Segment Start: Available records

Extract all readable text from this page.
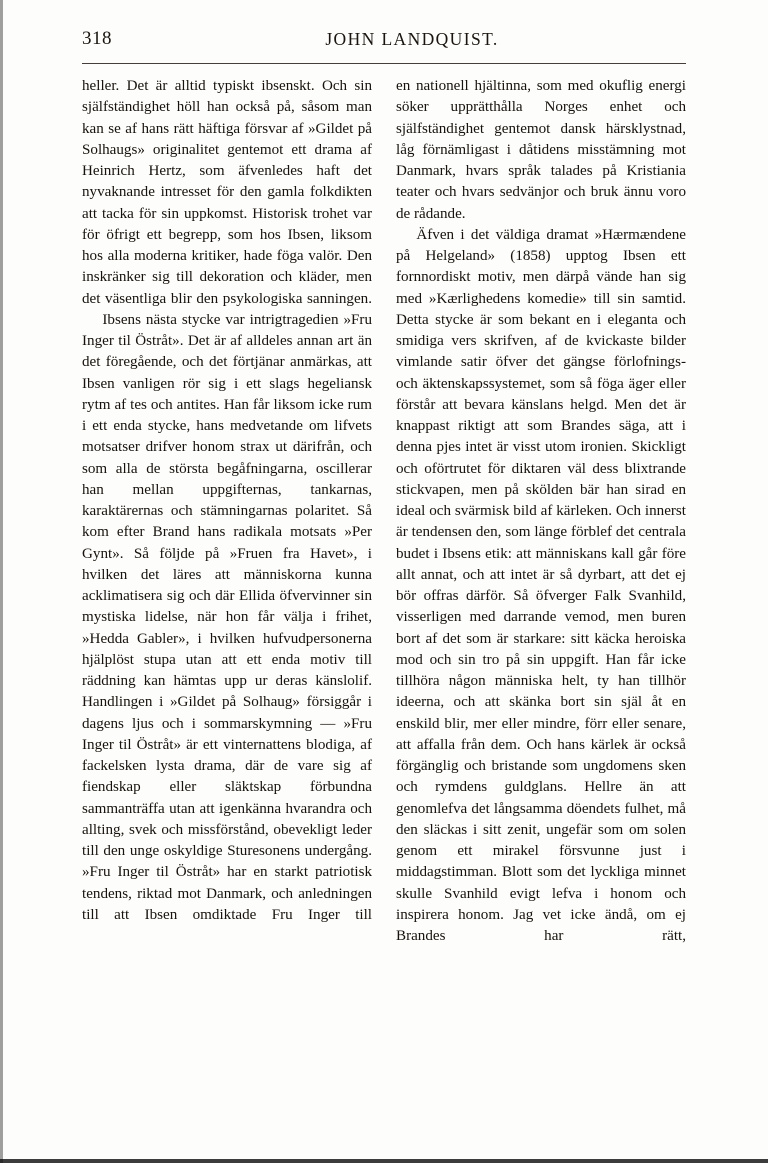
318	JOHN LANDQUIST.

heller. Det är alltid typiskt ibsenskt. Och sin själfständighet höll han också på, såsom man kan se af hans rätt häftiga försvar af »Gildet på Solhaugs» originalitet gentemot ett drama af Heinrich Hertz, som äfvenledes haft det nyvaknande intresset för den gamla folkdikten att tacka för sin uppkomst. Historisk trohet var för öfrigt ett begrepp, som hos Ibsen, liksom hos alla moderna kritiker, hade föga valör. Den inskränker sig till dekoration och kläder, men det väsentliga blir den psykologiska sanningen.

Ibsens nästa stycke var intrigtragedien »Fru Inger til Östråt». Det är af alldeles annan art än det föregående, och det förtjänar anmärkas, att Ibsen vanligen rör sig i ett slags hegeliansk rytm af tes och antites. Han får liksom icke rum i ett enda stycke, hans medvetande om lifvets motsatser drifver honom strax ut därifrån, och som alla de största begåfningarna, oscillerar han mellan uppgifternas, tankarnas, karaktärernas och stämningarnas polaritet. Så kom efter Brand hans radikala motsats »Per Gynt». Så följde på »Fruen fra Havet», i hvilken det läres att människorna kunna acklimatisera sig och där Ellida öfvervinner sin mystiska lidelse, när hon får välja i frihet, »Hedda Gabler», i hvilken hufvudpersonerna hjälplöst stupa utan att ett enda motiv till räddning kan hämtas upp ur deras känslolif. Handlingen i »Gildet på Solhaug» försiggår i dagens ljus och i sommarskymning — »Fru Inger til Östråt» är ett vinternattens blodiga, af fackelsken lysta drama, där de vare sig af fiendskap eller släktskap förbundna sammanträffa utan att igenkänna hvarandra och allting, svek och missförstånd, obevekligt leder till den unge oskyldige Sturesonens undergång. »Fru Inger til Östråt» har en starkt patriotisk tendens, riktad mot Danmark, och anledningen till att Ibsen omdiktade Fru Inger till

en nationell hjältinna, som med okuflig energi söker upprätthålla Norges enhet och själfständighet gentemot dansk härsklystnad, låg förnämligast i dåtidens misstämning mot Danmark, hvars språk talades på Kristiania teater och hvars sedvänjor och bruk ännu voro de rådande.

Äfven i det väldiga dramat »Hærmændene på Helgeland» (1858) upptog Ibsen ett fornnordiskt motiv, men därpå vände han sig med »Kærlighedens komedie» till sin samtid. Detta stycke är som bekant en i eleganta och smidiga vers skrifven, af de kvickaste bilder vimlande satir öfver det gängse förlofnings- och äktenskapssystemet, som så föga äger eller förstår att bevara känslans helgd. Men det är knappast riktigt att som Brandes säga, att i denna pjes intet är visst utom ironien. Skickligt och oförtrutet för diktaren väl dess blixtrande stickvapen, men på skölden bär han sirad en ideal och svärmisk bild af kärleken. Och innerst är tendensen den, som länge förblef det centrala budet i Ibsens etik: att människans kall går före allt annat, och att intet är så dyrbart, att det ej bör offras därför. Så öfverger Falk Svanhild, visserligen med darrande vemod, men buren bort af det som är starkare: sitt käcka heroiska mod och sin tro på sin uppgift. Han får icke tillhöra någon människa helt, ty han tillhör ideerna, och att skänka bort sin själ åt en enskild blir, mer eller mindre, förr eller senare, att affalla från dem. Och hans kärlek är också förgänglig och bristande som ungdomens sken och rymdens guldglans. Hellre än att genomlefva det långsamma döendets fulhet, må den släckas i sitt zenit, ungefär som om solen genom ett mirakel försvunne just i middagstimman. Blott som det lyckliga minnet skulle Svanhild evigt lefva i honom och inspirera honom. Jag vet icke ändå, om ej Brandes har rätt,
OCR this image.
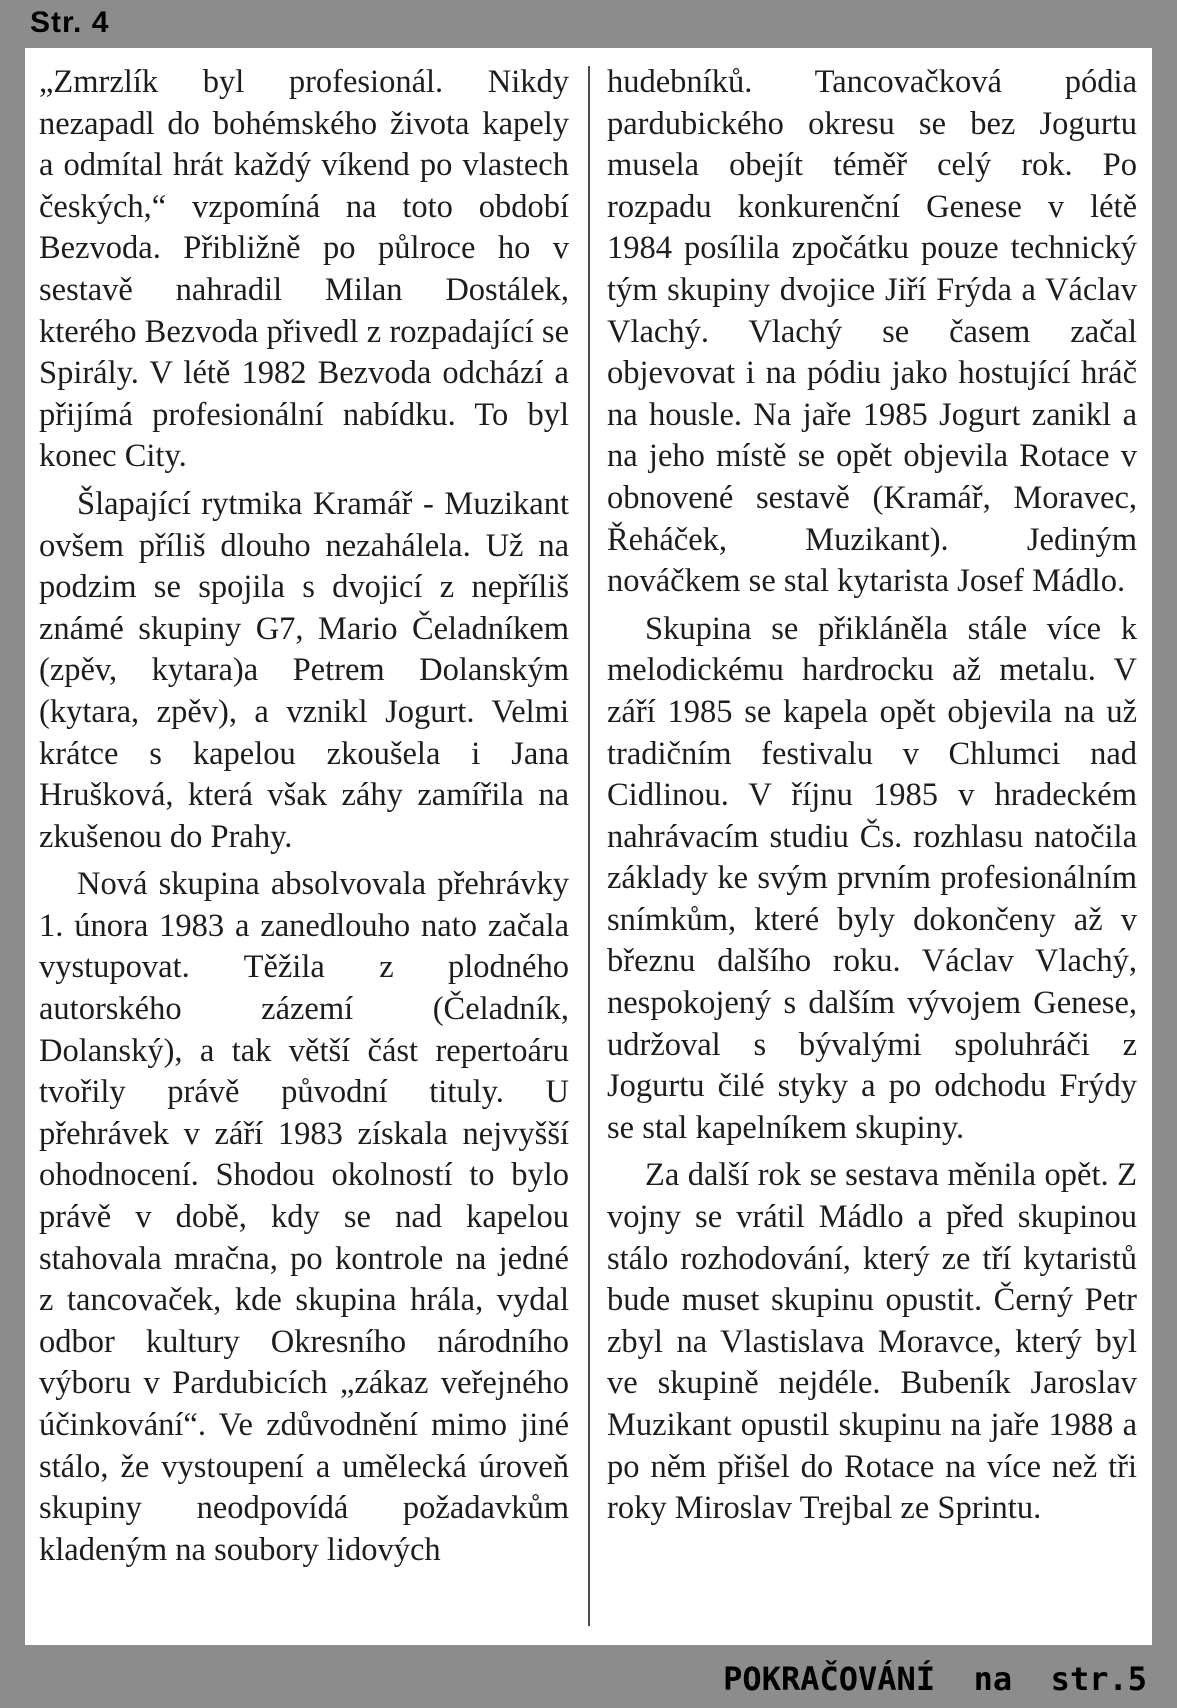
Str. 4

„Zmrzlík byl profesionál. Nikdy nezapadl do bohémského života kapely a odmítal hrát každý víkend po vlastech českých,“ vzpomíná na toto období Bezvoda. Přibližně po půlroce ho v sestavě nahradil Milan Dostálek, kterého Bezvoda přivedl z rozpadající se Spirály. V létě 1982 Bezvoda odchází a přijímá profesionální nabídku. To byl konec City.

Šlapající rytmika Kramář - Muzikant ovšem příliš dlouho nezahálela. Už na podzim se spojila s dvojicí z nepříliš známé skupiny G7, Mario Čeladníkem (zpěv, kytara)a Petrem Dolanským (kytara, zpěv), a vznikl Jogurt. Velmi krátce s kapelou zkoušela i Jana Hrušková, která však záhy zamířila na zkušenou do Prahy.

Nová skupina absolvovala přehrávky 1. února 1983 a zanedlouho nato začala vystupovat. Těžila z plodného autorského zázemí (Čeladník, Dolanský), a tak větší část repertoáru tvořily právě původní tituly. U přehrávek v září 1983 získala nejvyšší ohodnocení. Shodou okolností to bylo právě v době, kdy se nad kapelou stahovala mračna, po kontrole na jedné z tancovaček, kde skupina hrála, vydal odbor kultury Okresního národního výboru v Pardubicích „zákaz veřejného účinkování“. Ve zdůvodnění mimo jiné stálo, že vystoupení a umělecká úroveň skupiny neodpovídá požadavkům kladeným na soubory lidových

hudebníků. Tancovačková pódia pardubického okresu se bez Jogurtu musela obejít téměř celý rok. Po rozpadu konkurenční Genese v létě 1984 posílila zpočátku pouze technický tým skupiny dvojice Jiří Frýda a Václav Vlachý. Vlachý se časem začal objevovat i na pódiu jako hostující hráč na housle. Na jaře 1985 Jogurt zanikl a na jeho místě se opět objevila Rotace v obnovené sestavě (Kramář, Moravec, Řeháček, Muzikant). Jediným nováčkem se stal kytarista Josef Mádlo.

Skupina se přikláněla stále více k melodickému hardrocku až metalu. V září 1985 se kapela opět objevila na už tradičním festivalu v Chlumci nad Cidlinou. V říjnu 1985 v hradeckém nahrávacím studiu Čs. rozhlasu natočila základy ke svým prvním profesionálním snímkům, které byly dokončeny až v březnu dalšího roku. Václav Vlachý, nespokojený s dalším vývojem Genese, udržoval s bývalými spoluhráči z Jogurtu čilé styky a po odchodu Frýdy se stal kapelníkem skupiny.

Za další rok se sestava měnila opět. Z vojny se vrátil Mádlo a před skupinou stálo rozhodování, který ze tří kytaristů bude muset skupinu opustit. Černý Petr zbyl na Vlastislava Moravce, který byl ve skupině nejdéle. Bubeník Jaroslav Muzikant opustil skupinu na jaře 1988 a po něm přišel do Rotace na více než tři roky Miroslav Trejbal ze Sprintu.

POKRAČOVÁNÍ  na  str.5
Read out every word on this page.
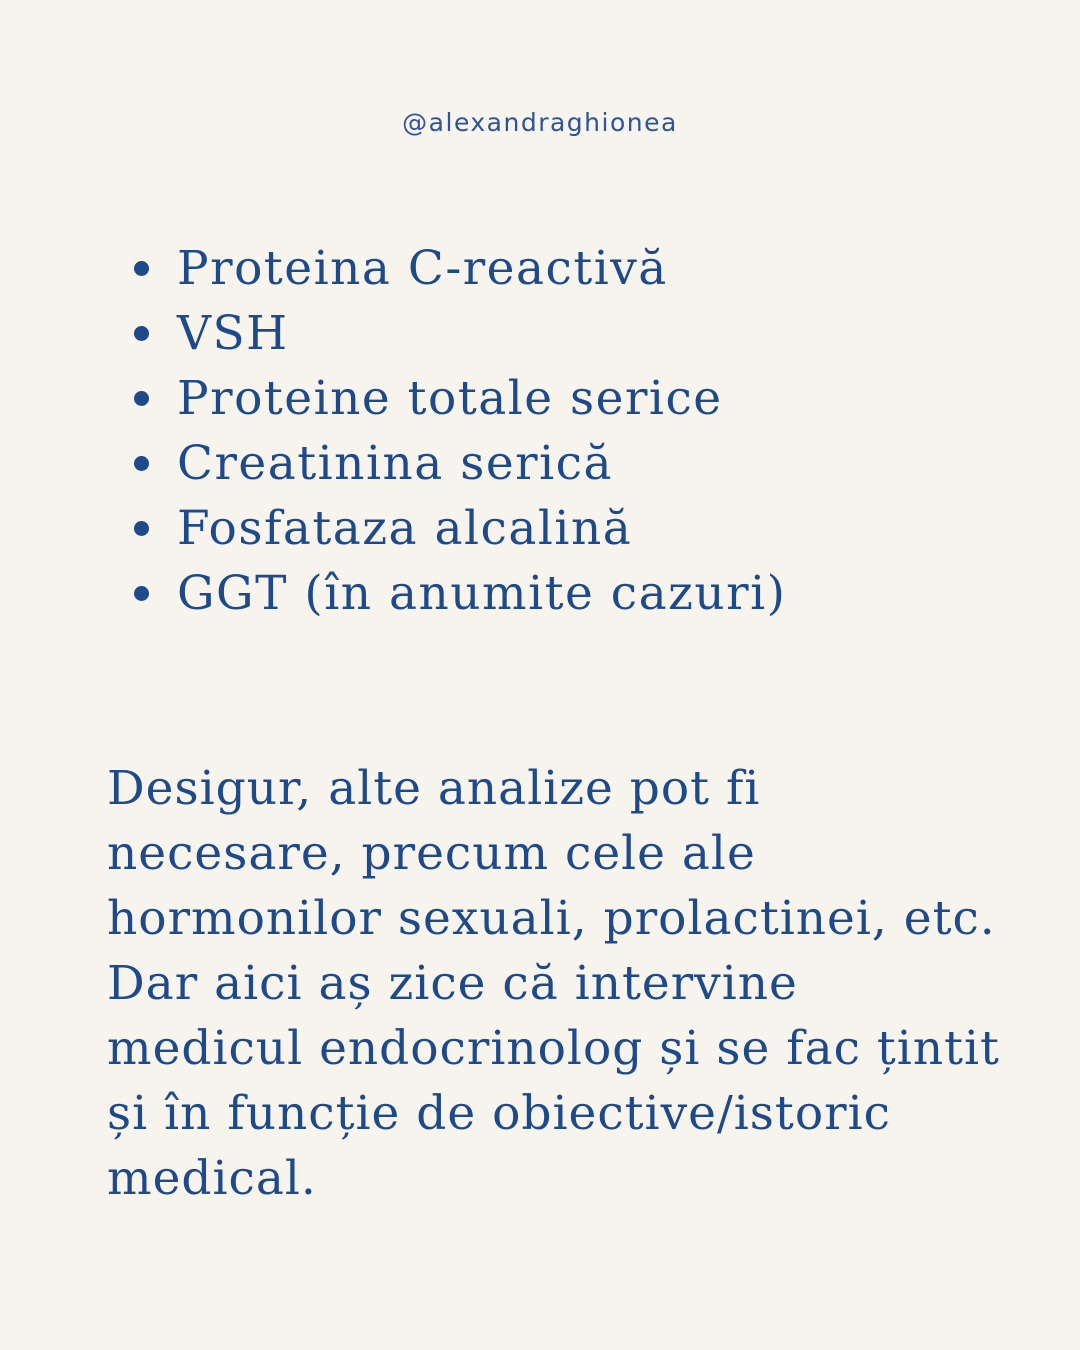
@alexandraghionea
Proteina C-reactivă
VSH
Proteine totale serice
Creatinina serică
Fosfataza alcalină
GGT (în anumite cazuri)

Desigur, alte analize pot fi necesare, precum cele ale hormonilor sexuali, prolactinei, etc. Dar aici aș zice că intervine medicul endocrinolog și se fac țintit și în funcție de obiective/istoric medical.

Segment End: Available records

What you will do: Reproduce every line above that contains the string "Genese".

Your response:
hudebníků. Tancovačková pódia pardubického okresu se bez Jogurtu musela obejít téměř celý rok. Po rozpadu konkurenční Genese v létě 1984 posílila zpočátku pouze technický tým skupiny dvojice Jiří Frýda a Václav Vlachý. Vlachý se časem začal objevovat i na pódiu jako hostující hráč na housle. Na jaře 1985 Jogurt zanikl a na jeho místě se opět objevila Rotace v obnovené sestavě (Kramář, Moravec, Řeháček, Muzikant). Jediným nováčkem se stal kytarista Josef Mádlo.
Skupina se přikláněla stále více k melodickému hardrocku až metalu. V září 1985 se kapela opět objevila na už tradičním festivalu v Chlumci nad Cidlinou. V říjnu 1985 v hradeckém nahrávacím studiu Čs. rozhlasu natočila základy ke svým prvním profesionálním snímkům, které byly dokončeny až v březnu dalšího roku. Václav Vlachý, nespokojený s dalším vývojem Genese, udržoval s bývalými spoluhráči z Jogurtu čilé styky a po odchodu Frýdy se stal kapelníkem skupiny.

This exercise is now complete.